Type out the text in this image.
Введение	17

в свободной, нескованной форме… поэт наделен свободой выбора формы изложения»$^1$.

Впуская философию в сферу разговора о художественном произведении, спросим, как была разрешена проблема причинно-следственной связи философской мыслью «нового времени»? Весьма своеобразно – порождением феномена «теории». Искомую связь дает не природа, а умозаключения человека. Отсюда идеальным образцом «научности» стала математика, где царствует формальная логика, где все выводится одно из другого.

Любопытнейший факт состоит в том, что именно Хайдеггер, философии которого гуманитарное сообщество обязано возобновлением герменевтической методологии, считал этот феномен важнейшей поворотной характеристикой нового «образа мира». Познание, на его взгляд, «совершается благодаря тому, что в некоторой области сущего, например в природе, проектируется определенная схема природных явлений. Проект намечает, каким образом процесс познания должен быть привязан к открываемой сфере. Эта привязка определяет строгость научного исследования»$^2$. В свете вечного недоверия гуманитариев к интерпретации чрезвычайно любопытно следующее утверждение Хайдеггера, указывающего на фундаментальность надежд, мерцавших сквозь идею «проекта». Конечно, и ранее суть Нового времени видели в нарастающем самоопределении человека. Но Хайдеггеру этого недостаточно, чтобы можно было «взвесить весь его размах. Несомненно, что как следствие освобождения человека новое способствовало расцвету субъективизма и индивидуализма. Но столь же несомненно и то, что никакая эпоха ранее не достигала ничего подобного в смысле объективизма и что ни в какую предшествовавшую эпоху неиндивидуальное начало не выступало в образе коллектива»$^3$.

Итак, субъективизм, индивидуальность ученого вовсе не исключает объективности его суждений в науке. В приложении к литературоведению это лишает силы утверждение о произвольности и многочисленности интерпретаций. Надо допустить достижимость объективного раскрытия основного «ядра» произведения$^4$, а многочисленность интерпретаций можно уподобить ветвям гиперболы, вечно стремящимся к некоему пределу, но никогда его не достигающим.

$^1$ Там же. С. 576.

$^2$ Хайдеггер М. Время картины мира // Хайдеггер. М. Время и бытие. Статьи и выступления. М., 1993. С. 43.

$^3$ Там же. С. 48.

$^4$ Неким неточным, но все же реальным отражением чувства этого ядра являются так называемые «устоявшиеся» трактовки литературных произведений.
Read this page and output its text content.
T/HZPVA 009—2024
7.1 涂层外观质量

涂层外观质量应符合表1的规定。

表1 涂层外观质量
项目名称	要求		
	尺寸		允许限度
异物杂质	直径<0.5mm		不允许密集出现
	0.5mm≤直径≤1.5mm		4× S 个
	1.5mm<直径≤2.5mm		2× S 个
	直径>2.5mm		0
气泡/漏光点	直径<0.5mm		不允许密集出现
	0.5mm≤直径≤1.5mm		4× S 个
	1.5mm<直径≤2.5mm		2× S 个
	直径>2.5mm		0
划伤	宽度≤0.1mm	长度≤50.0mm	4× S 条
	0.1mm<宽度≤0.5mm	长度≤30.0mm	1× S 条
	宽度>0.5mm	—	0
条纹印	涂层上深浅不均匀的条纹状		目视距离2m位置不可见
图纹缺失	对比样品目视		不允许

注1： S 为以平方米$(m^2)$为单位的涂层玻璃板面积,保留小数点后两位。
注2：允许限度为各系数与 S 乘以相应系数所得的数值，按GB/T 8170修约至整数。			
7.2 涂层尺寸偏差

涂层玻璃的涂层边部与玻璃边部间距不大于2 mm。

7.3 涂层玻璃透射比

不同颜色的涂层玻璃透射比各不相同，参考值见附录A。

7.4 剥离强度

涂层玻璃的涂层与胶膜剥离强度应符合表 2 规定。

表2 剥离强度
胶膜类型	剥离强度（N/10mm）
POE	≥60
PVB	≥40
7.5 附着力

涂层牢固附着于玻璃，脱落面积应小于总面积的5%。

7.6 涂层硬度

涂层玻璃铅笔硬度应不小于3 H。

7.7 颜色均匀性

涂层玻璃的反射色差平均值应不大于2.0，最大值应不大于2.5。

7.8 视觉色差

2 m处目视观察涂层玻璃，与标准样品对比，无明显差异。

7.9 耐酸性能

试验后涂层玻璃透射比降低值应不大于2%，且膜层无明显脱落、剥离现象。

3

TASK STATEMENT:
From the entries above, copy every line that holds the word "времени".

ANSWER BELOW:
Впуская философию в сферу разговора о художественном произведении, спросим, как была разрешена проблема причинно-следственной связи философской мыслью «нового времени»? Весьма своеобразно – порождением феномена «теории». Искомую связь дает не природа, а умозаключения человека. Отсюда идеальным образцом «научности» стала математика, где царствует формальная логика, где все выводится одно из другого.
Любопытнейший факт состоит в том, что именно Хайдеггер, философии которого гуманитарное сообщество обязано возобновлением герменевтической методологии, считал этот феномен важнейшей поворотной характеристикой нового «образа мира». Познание, на его взгляд, «совершается благодаря тому, что в некоторой области сущего, например в природе, проектируется определенная схема природных явлений. Проект намечает, каким образом процесс познания должен быть привязан к открываемой сфере. Эта привязка определяет строгость научного исследования»$^2$. В свете вечного недоверия гуманитариев к интерпретации чрезвычайно любопытно следующее утверждение Хайдеггера, указывающего на фундаментальность надежд, мерцавших сквозь идею «проекта». Конечно, и ранее суть Нового времени видели в нарастающем самоопределении человека. Но Хайдеггеру этого недостаточно, чтобы можно было «взвесить весь его размах. Несомненно, что как следствие освобождения человека новое способствовало расцвету субъективизма и индивидуализма. Но столь же несомненно и то, что никакая эпоха ранее не достигала ничего подобного в смысле объективизма и что ни в какую предшествовавшую эпоху неиндивидуальное начало не выступало в образе коллектива»$^3$.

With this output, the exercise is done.